(Direction)
Skip the images and copy each record exactly as written.

(The data)

* Start *

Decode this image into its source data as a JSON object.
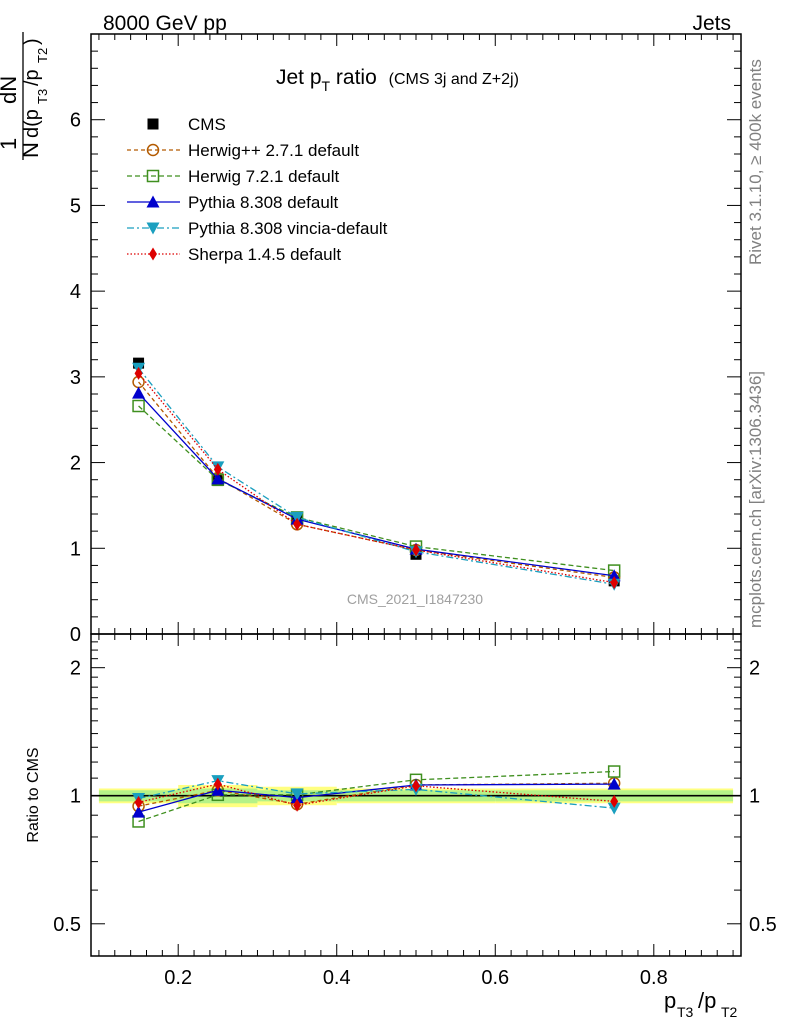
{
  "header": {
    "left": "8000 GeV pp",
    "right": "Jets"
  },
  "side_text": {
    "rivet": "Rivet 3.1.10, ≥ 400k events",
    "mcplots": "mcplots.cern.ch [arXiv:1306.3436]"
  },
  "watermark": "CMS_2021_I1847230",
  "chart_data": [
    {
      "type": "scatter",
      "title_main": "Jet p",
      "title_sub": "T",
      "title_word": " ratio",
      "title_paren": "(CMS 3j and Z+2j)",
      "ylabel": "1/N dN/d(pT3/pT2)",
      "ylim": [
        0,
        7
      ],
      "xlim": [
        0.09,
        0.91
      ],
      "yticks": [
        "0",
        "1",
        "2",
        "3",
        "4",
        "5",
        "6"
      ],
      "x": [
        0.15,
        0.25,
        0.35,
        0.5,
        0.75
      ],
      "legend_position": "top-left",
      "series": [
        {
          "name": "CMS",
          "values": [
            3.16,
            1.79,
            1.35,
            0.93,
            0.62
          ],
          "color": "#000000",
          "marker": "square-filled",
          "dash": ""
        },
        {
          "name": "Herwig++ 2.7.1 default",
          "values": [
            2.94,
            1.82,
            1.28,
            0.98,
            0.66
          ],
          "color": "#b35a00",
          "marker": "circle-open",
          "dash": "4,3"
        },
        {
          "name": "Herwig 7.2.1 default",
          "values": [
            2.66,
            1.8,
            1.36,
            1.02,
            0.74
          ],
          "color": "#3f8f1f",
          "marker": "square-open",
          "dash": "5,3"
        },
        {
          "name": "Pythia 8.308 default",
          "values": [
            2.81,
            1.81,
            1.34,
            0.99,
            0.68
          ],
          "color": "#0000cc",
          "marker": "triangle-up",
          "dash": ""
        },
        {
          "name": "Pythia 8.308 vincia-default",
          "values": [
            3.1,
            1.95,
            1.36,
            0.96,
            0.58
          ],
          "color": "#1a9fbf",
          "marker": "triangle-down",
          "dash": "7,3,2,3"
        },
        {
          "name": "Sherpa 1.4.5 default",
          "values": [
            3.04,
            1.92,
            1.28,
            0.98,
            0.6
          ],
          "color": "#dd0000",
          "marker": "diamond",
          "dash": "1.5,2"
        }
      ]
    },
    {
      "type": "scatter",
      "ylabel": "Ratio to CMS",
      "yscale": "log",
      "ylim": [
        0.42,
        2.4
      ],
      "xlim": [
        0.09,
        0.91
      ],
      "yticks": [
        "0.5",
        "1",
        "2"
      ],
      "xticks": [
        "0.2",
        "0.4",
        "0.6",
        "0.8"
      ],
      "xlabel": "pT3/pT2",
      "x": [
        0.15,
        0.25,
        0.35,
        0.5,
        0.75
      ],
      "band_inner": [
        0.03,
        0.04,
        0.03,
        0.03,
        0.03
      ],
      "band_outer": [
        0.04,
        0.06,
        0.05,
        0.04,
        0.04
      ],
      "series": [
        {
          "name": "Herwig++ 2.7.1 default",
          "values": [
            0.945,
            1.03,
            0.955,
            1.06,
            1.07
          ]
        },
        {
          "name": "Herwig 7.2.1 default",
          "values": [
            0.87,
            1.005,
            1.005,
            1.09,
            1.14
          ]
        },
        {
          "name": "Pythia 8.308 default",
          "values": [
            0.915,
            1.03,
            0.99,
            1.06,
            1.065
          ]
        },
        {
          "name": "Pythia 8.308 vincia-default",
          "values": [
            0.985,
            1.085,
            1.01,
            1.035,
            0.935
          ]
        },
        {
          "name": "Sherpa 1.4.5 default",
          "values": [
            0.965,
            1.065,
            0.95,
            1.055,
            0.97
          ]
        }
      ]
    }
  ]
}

* End *

(Reply)
Decode this image into its source data as a JSON object.
{
  "header": {
    "left": "8000 GeV pp",
    "right": "Jets"
  },
  "side_text": {
    "rivet": "Rivet 3.1.10, ≥ 400k events",
    "mcplots": "mcplots.cern.ch [arXiv:1306.3436]"
  },
  "watermark": "CMS_2021_I1847230",
  "chart_data": [
    {
      "type": "scatter",
      "title_main": "Jet p",
      "title_sub": "T",
      "title_word": " ratio",
      "title_paren": "(CMS 3j and Z+2j)",
      "ylabel": "1/N dN/d(pT3/pT2)",
      "ylim": [
        0,
        7
      ],
      "xlim": [
        0.09,
        0.91
      ],
      "yticks": [
        "0",
        "1",
        "2",
        "3",
        "4",
        "5",
        "6"
      ],
      "x": [
        0.15,
        0.25,
        0.35,
        0.5,
        0.75
      ],
      "legend_position": "top-left",
      "series": [
        {
          "name": "CMS",
          "values": [
            3.16,
            1.79,
            1.35,
            0.93,
            0.62
          ],
          "color": "#000000",
          "marker": "square-filled",
          "dash": ""
        },
        {
          "name": "Herwig++ 2.7.1 default",
          "values": [
            2.94,
            1.82,
            1.28,
            0.98,
            0.66
          ],
          "color": "#b35a00",
          "marker": "circle-open",
          "dash": "4,3"
        },
        {
          "name": "Herwig 7.2.1 default",
          "values": [
            2.66,
            1.8,
            1.36,
            1.02,
            0.74
          ],
          "color": "#3f8f1f",
          "marker": "square-open",
          "dash": "5,3"
        },
        {
          "name": "Pythia 8.308 default",
          "values": [
            2.81,
            1.81,
            1.34,
            0.99,
            0.68
          ],
          "color": "#0000cc",
          "marker": "triangle-up",
          "dash": ""
        },
        {
          "name": "Pythia 8.308 vincia-default",
          "values": [
            3.1,
            1.95,
            1.36,
            0.96,
            0.58
          ],
          "color": "#1a9fbf",
          "marker": "triangle-down",
          "dash": "7,3,2,3"
        },
        {
          "name": "Sherpa 1.4.5 default",
          "values": [
            3.04,
            1.92,
            1.28,
            0.98,
            0.6
          ],
          "color": "#dd0000",
          "marker": "diamond",
          "dash": "1.5,2"
        }
      ]
    },
    {
      "type": "scatter",
      "ylabel": "Ratio to CMS",
      "yscale": "log",
      "ylim": [
        0.42,
        2.4
      ],
      "xlim": [
        0.09,
        0.91
      ],
      "yticks": [
        "0.5",
        "1",
        "2"
      ],
      "xticks": [
        "0.2",
        "0.4",
        "0.6",
        "0.8"
      ],
      "xlabel": "pT3/pT2",
      "x": [
        0.15,
        0.25,
        0.35,
        0.5,
        0.75
      ],
      "band_inner": [
        0.03,
        0.04,
        0.03,
        0.03,
        0.03
      ],
      "band_outer": [
        0.04,
        0.06,
        0.05,
        0.04,
        0.04
      ],
      "series": [
        {
          "name": "Herwig++ 2.7.1 default",
          "values": [
            0.945,
            1.03,
            0.955,
            1.06,
            1.07
          ]
        },
        {
          "name": "Herwig 7.2.1 default",
          "values": [
            0.87,
            1.005,
            1.005,
            1.09,
            1.14
          ]
        },
        {
          "name": "Pythia 8.308 default",
          "values": [
            0.915,
            1.03,
            0.99,
            1.06,
            1.065
          ]
        },
        {
          "name": "Pythia 8.308 vincia-default",
          "values": [
            0.985,
            1.085,
            1.01,
            1.035,
            0.935
          ]
        },
        {
          "name": "Sherpa 1.4.5 default",
          "values": [
            0.965,
            1.065,
            0.95,
            1.055,
            0.97
          ]
        }
      ]
    }
  ]
}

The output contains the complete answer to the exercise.